_Data supplied:_
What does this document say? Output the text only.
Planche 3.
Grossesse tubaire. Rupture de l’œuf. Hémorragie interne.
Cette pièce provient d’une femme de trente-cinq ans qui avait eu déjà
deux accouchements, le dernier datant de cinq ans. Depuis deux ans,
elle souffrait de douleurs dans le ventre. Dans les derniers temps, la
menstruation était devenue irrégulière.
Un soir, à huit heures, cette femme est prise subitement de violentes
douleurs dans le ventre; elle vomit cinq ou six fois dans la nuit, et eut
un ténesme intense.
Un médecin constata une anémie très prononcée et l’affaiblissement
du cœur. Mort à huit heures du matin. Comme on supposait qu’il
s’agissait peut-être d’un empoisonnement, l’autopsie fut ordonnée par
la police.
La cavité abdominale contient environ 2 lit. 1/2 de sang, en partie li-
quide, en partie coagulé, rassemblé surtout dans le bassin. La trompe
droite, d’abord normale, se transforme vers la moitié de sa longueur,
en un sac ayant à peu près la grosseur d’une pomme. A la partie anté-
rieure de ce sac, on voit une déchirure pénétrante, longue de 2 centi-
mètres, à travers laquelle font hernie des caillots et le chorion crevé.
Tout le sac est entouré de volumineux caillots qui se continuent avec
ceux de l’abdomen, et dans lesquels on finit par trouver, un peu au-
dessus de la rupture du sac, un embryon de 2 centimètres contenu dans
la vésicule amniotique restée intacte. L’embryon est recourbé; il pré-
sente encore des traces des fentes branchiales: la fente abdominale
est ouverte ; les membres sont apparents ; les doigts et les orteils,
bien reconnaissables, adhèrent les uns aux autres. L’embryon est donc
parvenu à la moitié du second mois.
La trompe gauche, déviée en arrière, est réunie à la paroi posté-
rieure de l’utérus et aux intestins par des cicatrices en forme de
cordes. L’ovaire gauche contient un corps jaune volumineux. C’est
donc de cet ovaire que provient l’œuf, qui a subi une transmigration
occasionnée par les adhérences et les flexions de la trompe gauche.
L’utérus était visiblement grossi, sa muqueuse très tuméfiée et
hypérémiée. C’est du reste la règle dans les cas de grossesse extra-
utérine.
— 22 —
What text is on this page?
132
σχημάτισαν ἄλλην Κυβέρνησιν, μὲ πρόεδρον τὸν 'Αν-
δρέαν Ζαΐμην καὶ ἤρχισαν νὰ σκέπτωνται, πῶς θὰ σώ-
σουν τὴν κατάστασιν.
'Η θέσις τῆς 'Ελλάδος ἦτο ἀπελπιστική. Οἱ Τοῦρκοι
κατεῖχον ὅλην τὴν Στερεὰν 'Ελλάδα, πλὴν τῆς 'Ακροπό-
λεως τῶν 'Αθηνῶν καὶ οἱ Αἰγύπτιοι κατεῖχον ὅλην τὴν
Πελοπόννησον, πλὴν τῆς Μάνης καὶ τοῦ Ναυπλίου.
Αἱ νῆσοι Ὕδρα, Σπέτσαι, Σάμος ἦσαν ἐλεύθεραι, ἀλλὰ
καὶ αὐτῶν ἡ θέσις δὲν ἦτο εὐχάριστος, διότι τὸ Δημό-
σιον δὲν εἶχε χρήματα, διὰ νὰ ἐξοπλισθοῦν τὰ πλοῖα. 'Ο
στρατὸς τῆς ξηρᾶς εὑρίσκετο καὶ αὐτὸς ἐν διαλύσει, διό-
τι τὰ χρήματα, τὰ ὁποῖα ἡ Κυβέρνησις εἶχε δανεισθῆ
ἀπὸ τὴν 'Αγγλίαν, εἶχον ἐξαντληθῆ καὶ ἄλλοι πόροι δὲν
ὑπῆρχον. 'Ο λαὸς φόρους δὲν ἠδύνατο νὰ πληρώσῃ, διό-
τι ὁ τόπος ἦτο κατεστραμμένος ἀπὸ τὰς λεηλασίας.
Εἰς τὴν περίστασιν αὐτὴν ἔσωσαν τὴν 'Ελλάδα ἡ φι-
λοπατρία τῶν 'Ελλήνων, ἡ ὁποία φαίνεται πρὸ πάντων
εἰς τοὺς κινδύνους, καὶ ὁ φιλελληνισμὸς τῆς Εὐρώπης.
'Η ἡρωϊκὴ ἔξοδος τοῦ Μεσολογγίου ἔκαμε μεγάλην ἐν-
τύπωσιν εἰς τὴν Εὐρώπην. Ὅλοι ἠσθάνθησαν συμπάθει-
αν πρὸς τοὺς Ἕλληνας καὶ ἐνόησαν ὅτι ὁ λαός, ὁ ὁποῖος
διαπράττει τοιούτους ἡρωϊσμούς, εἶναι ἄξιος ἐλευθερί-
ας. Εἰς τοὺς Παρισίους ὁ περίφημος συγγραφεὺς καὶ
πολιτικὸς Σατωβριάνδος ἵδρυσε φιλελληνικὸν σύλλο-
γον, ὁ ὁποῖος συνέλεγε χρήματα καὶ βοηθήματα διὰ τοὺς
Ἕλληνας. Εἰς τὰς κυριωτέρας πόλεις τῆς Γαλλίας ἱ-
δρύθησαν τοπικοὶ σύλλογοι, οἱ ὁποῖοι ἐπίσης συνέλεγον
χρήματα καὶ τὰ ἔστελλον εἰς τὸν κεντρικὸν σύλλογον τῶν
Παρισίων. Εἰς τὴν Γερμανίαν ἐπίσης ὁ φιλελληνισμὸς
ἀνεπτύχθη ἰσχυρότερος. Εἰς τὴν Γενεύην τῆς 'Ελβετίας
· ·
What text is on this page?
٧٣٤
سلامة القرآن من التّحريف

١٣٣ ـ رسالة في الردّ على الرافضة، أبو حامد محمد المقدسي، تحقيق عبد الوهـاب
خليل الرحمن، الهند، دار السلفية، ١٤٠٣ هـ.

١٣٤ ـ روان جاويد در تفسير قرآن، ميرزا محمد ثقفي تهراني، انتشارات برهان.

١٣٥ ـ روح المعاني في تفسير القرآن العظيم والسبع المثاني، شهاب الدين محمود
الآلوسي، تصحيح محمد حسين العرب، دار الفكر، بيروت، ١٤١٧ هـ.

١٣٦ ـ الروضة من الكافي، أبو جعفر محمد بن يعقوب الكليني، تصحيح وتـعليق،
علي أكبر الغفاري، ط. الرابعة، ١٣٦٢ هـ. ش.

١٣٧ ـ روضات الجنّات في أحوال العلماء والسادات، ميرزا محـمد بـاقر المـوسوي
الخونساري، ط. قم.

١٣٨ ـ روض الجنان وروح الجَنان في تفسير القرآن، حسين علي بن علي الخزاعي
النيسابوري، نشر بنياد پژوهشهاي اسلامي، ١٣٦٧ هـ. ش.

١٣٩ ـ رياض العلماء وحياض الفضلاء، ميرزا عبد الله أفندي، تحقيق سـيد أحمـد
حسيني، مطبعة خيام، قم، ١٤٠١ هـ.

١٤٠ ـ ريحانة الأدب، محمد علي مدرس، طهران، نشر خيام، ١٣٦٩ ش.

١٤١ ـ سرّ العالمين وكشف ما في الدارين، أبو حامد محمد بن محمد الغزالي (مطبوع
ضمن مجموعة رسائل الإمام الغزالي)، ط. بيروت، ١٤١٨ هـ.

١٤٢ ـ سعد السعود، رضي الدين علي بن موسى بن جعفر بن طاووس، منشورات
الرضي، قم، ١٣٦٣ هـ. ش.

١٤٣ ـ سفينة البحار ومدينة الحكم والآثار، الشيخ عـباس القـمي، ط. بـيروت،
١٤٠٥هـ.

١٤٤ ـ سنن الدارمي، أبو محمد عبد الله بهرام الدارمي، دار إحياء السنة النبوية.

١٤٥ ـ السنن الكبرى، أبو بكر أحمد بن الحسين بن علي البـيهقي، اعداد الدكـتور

_What needs to be done:_
Each line of the listing should be echoed back exactly.

_Output of the exercise:_
What does this document say? Output the text only.
Planche 3.
Grossesse tubaire. Rupture de l’œuf. Hémorragie interne.
Cette pièce provient d’une femme de trente-cinq ans qui avait eu déjà
deux accouchements, le dernier datant de cinq ans. Depuis deux ans,
elle souffrait de douleurs dans le ventre. Dans les derniers temps, la
menstruation était devenue irrégulière.
Un soir, à huit heures, cette femme est prise subitement de violentes
douleurs dans le ventre; elle vomit cinq ou six fois dans la nuit, et eut
un ténesme intense.
Un médecin constata une anémie très prononcée et l’affaiblissement
du cœur. Mort à huit heures du matin. Comme on supposait qu’il
s’agissait peut-être d’un empoisonnement, l’autopsie fut ordonnée par
la police.
La cavité abdominale contient environ 2 lit. 1/2 de sang, en partie li-
quide, en partie coagulé, rassemblé surtout dans le bassin. La trompe
droite, d’abord normale, se transforme vers la moitié de sa longueur,
en un sac ayant à peu près la grosseur d’une pomme. A la partie anté-
rieure de ce sac, on voit une déchirure pénétrante, longue de 2 centi-
mètres, à travers laquelle font hernie des caillots et le chorion crevé.
Tout le sac est entouré de volumineux caillots qui se continuent avec
ceux de l’abdomen, et dans lesquels on finit par trouver, un peu au-
dessus de la rupture du sac, un embryon de 2 centimètres contenu dans
la vésicule amniotique restée intacte. L’embryon est recourbé; il pré-
sente encore des traces des fentes branchiales: la fente abdominale
est ouverte ; les membres sont apparents ; les doigts et les orteils,
bien reconnaissables, adhèrent les uns aux autres. L’embryon est donc
parvenu à la moitié du second mois.
La trompe gauche, déviée en arrière, est réunie à la paroi posté-
rieure de l’utérus et aux intestins par des cicatrices en forme de
cordes. L’ovaire gauche contient un corps jaune volumineux. C’est
donc de cet ovaire que provient l’œuf, qui a subi une transmigration
occasionnée par les adhérences et les flexions de la trompe gauche.
L’utérus était visiblement grossi, sa muqueuse très tuméfiée et
hypérémiée. C’est du reste la règle dans les cas de grossesse extra-
utérine.
— 22 —
What text is on this page?
132
σχημάτισαν ἄλλην Κυβέρνησιν, μὲ πρόεδρον τὸν 'Αν-
δρέαν Ζαΐμην καὶ ἤρχισαν νὰ σκέπτωνται, πῶς θὰ σώ-
σουν τὴν κατάστασιν.
'Η θέσις τῆς 'Ελλάδος ἦτο ἀπελπιστική. Οἱ Τοῦρκοι
κατεῖχον ὅλην τὴν Στερεὰν 'Ελλάδα, πλὴν τῆς 'Ακροπό-
λεως τῶν 'Αθηνῶν καὶ οἱ Αἰγύπτιοι κατεῖχον ὅλην τὴν
Πελοπόννησον, πλὴν τῆς Μάνης καὶ τοῦ Ναυπλίου.
Αἱ νῆσοι Ὕδρα, Σπέτσαι, Σάμος ἦσαν ἐλεύθεραι, ἀλλὰ
καὶ αὐτῶν ἡ θέσις δὲν ἦτο εὐχάριστος, διότι τὸ Δημό-
σιον δὲν εἶχε χρήματα, διὰ νὰ ἐξοπλισθοῦν τὰ πλοῖα. 'Ο
στρατὸς τῆς ξηρᾶς εὑρίσκετο καὶ αὐτὸς ἐν διαλύσει, διό-
τι τὰ χρήματα, τὰ ὁποῖα ἡ Κυβέρνησις εἶχε δανεισθῆ
ἀπὸ τὴν 'Αγγλίαν, εἶχον ἐξαντληθῆ καὶ ἄλλοι πόροι δὲν
ὑπῆρχον. 'Ο λαὸς φόρους δὲν ἠδύνατο νὰ πληρώσῃ, διό-
τι ὁ τόπος ἦτο κατεστραμμένος ἀπὸ τὰς λεηλασίας.
Εἰς τὴν περίστασιν αὐτὴν ἔσωσαν τὴν 'Ελλάδα ἡ φι-
λοπατρία τῶν 'Ελλήνων, ἡ ὁποία φαίνεται πρὸ πάντων
εἰς τοὺς κινδύνους, καὶ ὁ φιλελληνισμὸς τῆς Εὐρώπης.
'Η ἡρωϊκὴ ἔξοδος τοῦ Μεσολογγίου ἔκαμε μεγάλην ἐν-
τύπωσιν εἰς τὴν Εὐρώπην. Ὅλοι ἠσθάνθησαν συμπάθει-
αν πρὸς τοὺς Ἕλληνας καὶ ἐνόησαν ὅτι ὁ λαός, ὁ ὁποῖος
διαπράττει τοιούτους ἡρωϊσμούς, εἶναι ἄξιος ἐλευθερί-
ας. Εἰς τοὺς Παρισίους ὁ περίφημος συγγραφεὺς καὶ
πολιτικὸς Σατωβριάνδος ἵδρυσε φιλελληνικὸν σύλλο-
γον, ὁ ὁποῖος συνέλεγε χρήματα καὶ βοηθήματα διὰ τοὺς
Ἕλληνας. Εἰς τὰς κυριωτέρας πόλεις τῆς Γαλλίας ἱ-
δρύθησαν τοπικοὶ σύλλογοι, οἱ ὁποῖοι ἐπίσης συνέλεγον
χρήματα καὶ τὰ ἔστελλον εἰς τὸν κεντρικὸν σύλλογον τῶν
Παρισίων. Εἰς τὴν Γερμανίαν ἐπίσης ὁ φιλελληνισμὸς
ἀνεπτύχθη ἰσχυρότερος. Εἰς τὴν Γενεύην τῆς 'Ελβετίας
· ·
What text is on this page?
٧٣٤
سلامة القرآن من التّحريف

١٣٣ ـ رسالة في الردّ على الرافضة، أبو حامد محمد المقدسي، تحقيق عبد الوهـاب
خليل الرحمن، الهند، دار السلفية، ١٤٠٣ هـ.

١٣٤ ـ روان جاويد در تفسير قرآن، ميرزا محمد ثقفي تهراني، انتشارات برهان.

١٣٥ ـ روح المعاني في تفسير القرآن العظيم والسبع المثاني، شهاب الدين محمود
الآلوسي، تصحيح محمد حسين العرب، دار الفكر، بيروت، ١٤١٧ هـ.

١٣٦ ـ الروضة من الكافي، أبو جعفر محمد بن يعقوب الكليني، تصحيح وتـعليق،
علي أكبر الغفاري، ط. الرابعة، ١٣٦٢ هـ. ش.

١٣٧ ـ روضات الجنّات في أحوال العلماء والسادات، ميرزا محـمد بـاقر المـوسوي
الخونساري، ط. قم.

١٣٨ ـ روض الجنان وروح الجَنان في تفسير القرآن، حسين علي بن علي الخزاعي
النيسابوري، نشر بنياد پژوهشهاي اسلامي، ١٣٦٧ هـ. ش.

١٣٩ ـ رياض العلماء وحياض الفضلاء، ميرزا عبد الله أفندي، تحقيق سـيد أحمـد
حسيني، مطبعة خيام، قم، ١٤٠١ هـ.

١٤٠ ـ ريحانة الأدب، محمد علي مدرس، طهران، نشر خيام، ١٣٦٩ ش.

١٤١ ـ سرّ العالمين وكشف ما في الدارين، أبو حامد محمد بن محمد الغزالي (مطبوع
ضمن مجموعة رسائل الإمام الغزالي)، ط. بيروت، ١٤١٨ هـ.

١٤٢ ـ سعد السعود، رضي الدين علي بن موسى بن جعفر بن طاووس، منشورات
الرضي، قم، ١٣٦٣ هـ. ش.

١٤٣ ـ سفينة البحار ومدينة الحكم والآثار، الشيخ عـباس القـمي، ط. بـيروت،
١٤٠٥هـ.

١٤٤ ـ سنن الدارمي، أبو محمد عبد الله بهرام الدارمي، دار إحياء السنة النبوية.

١٤٥ ـ السنن الكبرى، أبو بكر أحمد بن الحسين بن علي البـيهقي، اعداد الدكـتور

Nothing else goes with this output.